A block of data:
-*-*-

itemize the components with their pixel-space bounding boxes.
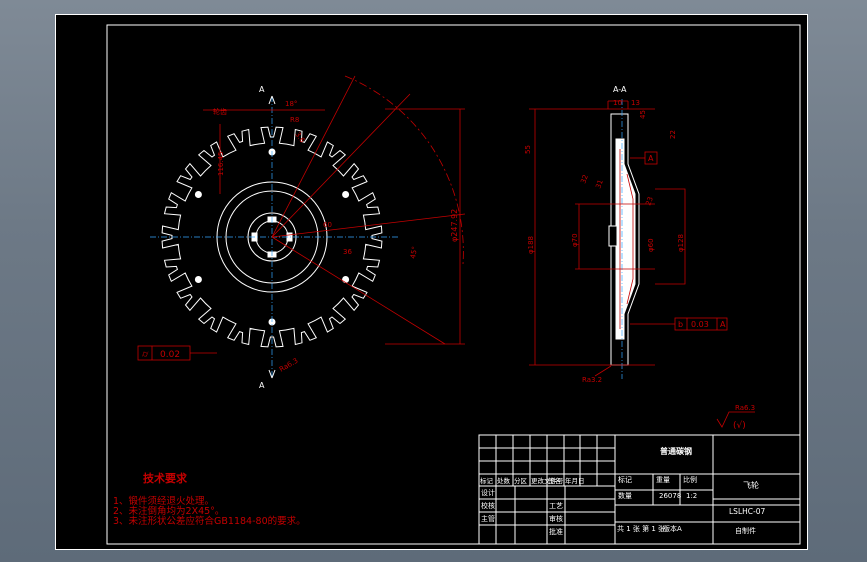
label-d-mid2: 31 bbox=[594, 179, 605, 190]
tech-title: 技术要求 bbox=[143, 471, 188, 485]
tb-role-check: 校核 bbox=[481, 501, 495, 510]
label-d-mid1: 32 bbox=[579, 174, 590, 185]
inner-border bbox=[106, 24, 801, 545]
tb-role-design: 设计 bbox=[481, 488, 495, 497]
tb-part-name: 飞轮 bbox=[743, 480, 759, 490]
section-marker-top: A bbox=[259, 85, 265, 94]
label-pitch-dim: 60 bbox=[323, 221, 332, 229]
tb-scale-header: 比例 bbox=[683, 475, 697, 484]
tb-row-header: 年月日 bbox=[565, 476, 585, 485]
tb-row-header: 分区 bbox=[514, 476, 528, 485]
label-dim-a: 116.45 bbox=[217, 152, 225, 177]
label-roughness-bottom: Ra3.2 bbox=[582, 376, 602, 384]
tb-row-header: 处数 bbox=[497, 476, 511, 485]
tb-mark-header: 标记 bbox=[618, 475, 632, 484]
label-d-right1: 45 bbox=[639, 110, 647, 119]
section-title: A-A bbox=[613, 85, 627, 94]
tb-scale-value: 1:2 bbox=[686, 492, 697, 500]
tb-role-review: 审核 bbox=[549, 514, 563, 523]
label-dia-bore: φ60 bbox=[647, 238, 655, 252]
section-extension-lines bbox=[529, 108, 655, 366]
tb-qty-label: 数量 bbox=[618, 491, 632, 500]
tolerance-symbol: ⌭ bbox=[142, 350, 149, 360]
outer-border bbox=[55, 14, 808, 550]
title-block: 普通碳钢 飞轮 LSLHC-07 标记 重量 比例 数量 26078 1:2 共… bbox=[478, 434, 801, 545]
tolerance-value: 0.02 bbox=[160, 350, 180, 360]
label-dia-hub: φ70 bbox=[571, 233, 579, 247]
tb-source: 自制件 bbox=[735, 526, 756, 535]
label-roughness-left: Ra6.3 bbox=[278, 357, 299, 374]
label-d-top: 10 bbox=[613, 99, 622, 107]
label-hub-dim: 36 bbox=[343, 248, 352, 256]
tb-sheet-info: 共 1 张 第 1 张 bbox=[617, 524, 665, 533]
section-view-aa: A-A 10 13 45 22 55 32 31 23 φ188 φ70 φ60… bbox=[524, 85, 728, 384]
tb-row-header: 签名 bbox=[548, 476, 561, 485]
label-dia-outer: φ188 bbox=[527, 236, 535, 254]
cad-viewport[interactable]: A A 轮齿 18° R8 116.45 3.6 φ247.92 45° 60 … bbox=[55, 14, 808, 550]
pitch-circle-arc bbox=[344, 75, 464, 265]
tb-role-process: 工艺 bbox=[549, 502, 563, 510]
tech-requirements: 技术要求 1、锻件须经退火处理。 2、未注倒角均为2X45°。 3、未注形状公差… bbox=[113, 471, 306, 527]
tb-material: 普通碳钢 bbox=[660, 446, 692, 456]
bore-slot bbox=[608, 225, 618, 247]
tb-weight-header: 重量 bbox=[656, 476, 670, 484]
front-view: A A 轮齿 18° R8 116.45 3.6 φ247.92 45° 60 … bbox=[137, 75, 466, 390]
label-d-right2: 22 bbox=[669, 130, 677, 139]
tb-version: 版本A bbox=[663, 524, 682, 533]
lightening-hole bbox=[194, 191, 202, 198]
label-radius: R8 bbox=[290, 116, 299, 124]
section-marker-bottom: A bbox=[259, 381, 265, 390]
section-web bbox=[615, 138, 636, 340]
label-tooth-angle: 18° bbox=[285, 100, 297, 108]
runout-value: 0.03 bbox=[691, 320, 709, 329]
general-roughness-paren: (√) bbox=[733, 420, 746, 431]
label-d-mid3: 23 bbox=[644, 196, 655, 207]
tb-drawing-no: LSLHC-07 bbox=[729, 507, 765, 516]
label-dia-128: φ128 bbox=[677, 234, 685, 252]
label-outer-dia: φ247.92 bbox=[450, 209, 459, 242]
general-roughness-value: Ra6.3 bbox=[735, 404, 755, 412]
label-d-top2: 13 bbox=[631, 99, 640, 107]
runout-symbol: b bbox=[678, 320, 683, 329]
label-d-left: 55 bbox=[524, 145, 532, 154]
tb-row-header: 标记 bbox=[480, 476, 494, 485]
runout-datum: A bbox=[720, 320, 726, 329]
general-roughness: Ra6.3 (√) bbox=[716, 404, 755, 431]
tb-weight-value: 26078 bbox=[659, 492, 681, 500]
roughness-leader bbox=[594, 365, 612, 377]
radial-dim-3 bbox=[271, 236, 446, 345]
tb-role-approve: 批准 bbox=[549, 527, 563, 536]
lightening-hole bbox=[194, 276, 202, 283]
lightening-hole bbox=[342, 191, 350, 198]
tech-item-3: 3、未注形状公差应符合GB1184-80的要求。 bbox=[113, 515, 306, 527]
radial-dim-4 bbox=[271, 213, 466, 238]
datum-label: A bbox=[648, 154, 654, 163]
tb-role-supervise: 主管 bbox=[481, 514, 495, 523]
label-top-left: 轮齿 bbox=[213, 107, 227, 116]
engineering-drawing: A A 轮齿 18° R8 116.45 3.6 φ247.92 45° 60 … bbox=[55, 14, 808, 550]
label-tooth-pitch: 45° bbox=[409, 246, 419, 260]
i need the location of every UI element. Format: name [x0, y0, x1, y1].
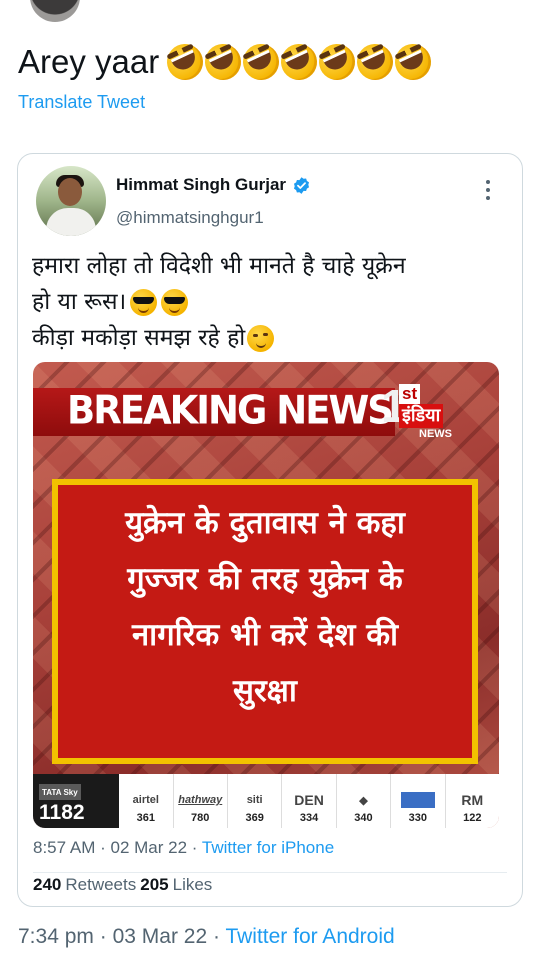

-*-*-

◆ TASK STATEMENT ◆
Recast the listing above as a Markdown table with two columns, "n" for the row number and "Line" for the line, leaving out blank lines. Omit the pictures from the answer.

◆ EXERCISE RESULT ◆
| n | Line |
|---|---|
| 1 | itemize the components with their pixel-space bounding boxes. |
| 2 | label-d-mid2: 31 bbox=[594, 179, 605, 190] |
| 3 | tech-title: 技术要求 bbox=[143, 471, 188, 485] |
| 4 | tb-role-check: 校核 bbox=[481, 501, 495, 510] |
| 5 | label-d-mid1: 32 bbox=[579, 174, 590, 185] |
| 6 | inner-border bbox=[106, 24, 801, 545] |
| 7 | tb-role-design: 设计 bbox=[481, 488, 495, 497] |
| 8 | tb-part-name: 飞轮 bbox=[743, 480, 759, 490] |
| 9 | section-marker-top: A bbox=[259, 85, 265, 94] |
| 10 | label-pitch-dim: 60 bbox=[323, 221, 332, 229] |
| 11 | tb-scale-header: 比例 bbox=[683, 475, 697, 484] |
| 12 | tb-row-header: 年月日 bbox=[565, 476, 585, 485] |
| 13 | tb-row-header: 分区 bbox=[514, 476, 528, 485] |
| 14 | label-dim-a: 116.45 bbox=[217, 152, 225, 177] |
| 15 | label-roughness-bottom: Ra3.2 bbox=[582, 376, 602, 384] |
| 16 | tb-row-header: 处数 bbox=[497, 476, 511, 485] |
| 17 | tb-mark-header: 标记 bbox=[618, 475, 632, 484] |
| 18 | label-d-right1: 45 bbox=[639, 110, 647, 119] |
| 19 | section-title: A-A bbox=[613, 85, 627, 94] |
| 20 | tb-scale-value: 1:2 bbox=[686, 492, 697, 500] |
| 21 | tb-role-review: 审核 bbox=[549, 514, 563, 523] |
| 22 | label-dia-bore: φ60 bbox=[647, 238, 655, 252] |
| 23 | section-extension-lines bbox=[529, 108, 655, 366] |
| 24 | tb-qty-label: 数量 bbox=[618, 491, 632, 500] |
| 25 | tolerance-symbol: ⌭ bbox=[142, 350, 149, 360] |
| 26 | outer-border bbox=[55, 14, 808, 550] |
| 27 | title-block: 普通碳钢 飞轮 LSLHC-07 标记 重量 比例 数量 26078 1:2 共… bbox=[478, 434, 801, 545] |
| 28 | tolerance-value: 0.02 bbox=[160, 350, 180, 360] |
| 29 | label-dia-hub: φ70 bbox=[571, 233, 579, 247] |
| 30 | tb-source: 自制件 bbox=[735, 526, 756, 535] |
| 31 | label-roughness-left: Ra6.3 bbox=[278, 357, 299, 374] |
| 32 | label-d-top: 10 bbox=[613, 99, 622, 107] |
| 33 | label-hub-dim: 36 bbox=[343, 248, 352, 256] |
| 34 | tb-sheet-info: 共 1 张 第 1 张 bbox=[617, 524, 665, 533] |
| 35 | section-view-aa: A-A 10 13 45 22 55 32 31 23 φ188 φ70 φ60… bbox=[524, 85, 728, 384] |
| 36 | tb-row-header: 签名 bbox=[548, 476, 561, 485] |
| 37 | label-dia-outer: φ188 bbox=[527, 236, 535, 254] |
| 38 | cad-viewport[interactable]: A A 轮齿 18° R8 116.45 3.6 φ247.92 45° 60 … bbox=[55, 14, 808, 550] |
| 39 | pitch-circle-arc bbox=[344, 75, 464, 265] |
| 40 | tb-role-process: 工艺 bbox=[549, 502, 563, 510] |
| 41 | tech-requirements: 技术要求 1、锻件须经退火处理。 2、未注倒角均为2X45°。 3、未注形状公差… bbox=[113, 471, 306, 527] |
| 42 | tb-material: 普通碳钢 bbox=[660, 446, 692, 456] |
| 43 | bore-slot bbox=[608, 225, 618, 247] |
| 44 | tb-weight-header: 重量 bbox=[656, 476, 670, 484] |
| 45 | front-view: A A 轮齿 18° R8 116.45 3.6 φ247.92 45° 60 … bbox=[137, 75, 466, 390] |
| 46 | label-d-right2: 22 bbox=[669, 130, 677, 139] |
| 47 | tb-version: 版本A bbox=[663, 524, 682, 533] |
| 48 | lightening-hole bbox=[194, 191, 202, 198] |
| 49 | label-radius: R8 bbox=[290, 116, 299, 124] |
| 50 | section-marker-bottom: A bbox=[259, 381, 265, 390] |
| 51 | section-web bbox=[615, 138, 636, 340] |
| 52 | label-tooth-angle: 18° bbox=[285, 100, 297, 108] |
| 53 | runout-value: 0.03 bbox=[691, 320, 709, 329] |
| 54 | general-roughness-paren: (√) bbox=[733, 420, 746, 431] |
| 55 | label-d-mid3: 23 bbox=[644, 196, 655, 207] |
| 56 | tb-drawing-no: LSLHC-07 bbox=[729, 507, 765, 516] |
| 57 | label-dia-128: φ128 bbox=[677, 234, 685, 252] |
| 58 | label-outer-dia: φ247.92 bbox=[450, 209, 459, 242] |
| 59 | general-roughness-value: Ra6.3 bbox=[735, 404, 755, 412] |
| 60 | label-d-top2: 13 bbox=[631, 99, 640, 107] |
| 61 | runout-symbol: b bbox=[678, 320, 683, 329] |
| 62 | label-d-left: 55 bbox=[524, 145, 532, 154] |
| 63 | tb-row-header: 标记 bbox=[480, 476, 494, 485] |
| 64 | runout-datum: A bbox=[720, 320, 726, 329] |
| 65 | general-roughness: Ra6.3 (√) bbox=[716, 404, 755, 431] |
| 66 | tb-weight-value: 26078 bbox=[659, 492, 681, 500] |
| 67 | roughness-leader bbox=[594, 365, 612, 377] |
| 68 | radial-dim-3 bbox=[271, 236, 446, 345] |
| 69 | tb-role-approve: 批准 bbox=[549, 527, 563, 536] |
| 70 | lightening-hole bbox=[194, 276, 202, 283] |
| 71 | lightening-hole bbox=[342, 191, 350, 198] |
| 72 | tech-item-3: 3、未注形状公差应符合GB1184-80的要求。 bbox=[113, 515, 306, 527] |
| 73 | radial-dim-4 bbox=[271, 213, 466, 238] |
| 74 | datum-label: A bbox=[648, 154, 654, 163] |
| 75 | tb-role-supervise: 主管 bbox=[481, 514, 495, 523] |
| 76 | label-top-left: 轮齿 bbox=[213, 107, 227, 116] |
| 77 | engineering-drawing: A A 轮齿 18° R8 116.45 3.6 φ247.92 45° 60 … bbox=[55, 14, 808, 550] |
| 78 | label-tooth-pitch: 45° bbox=[409, 246, 419, 260] |
| 79 | i need the location of every UI element. Format: name [x0, y0, x1, y1]. |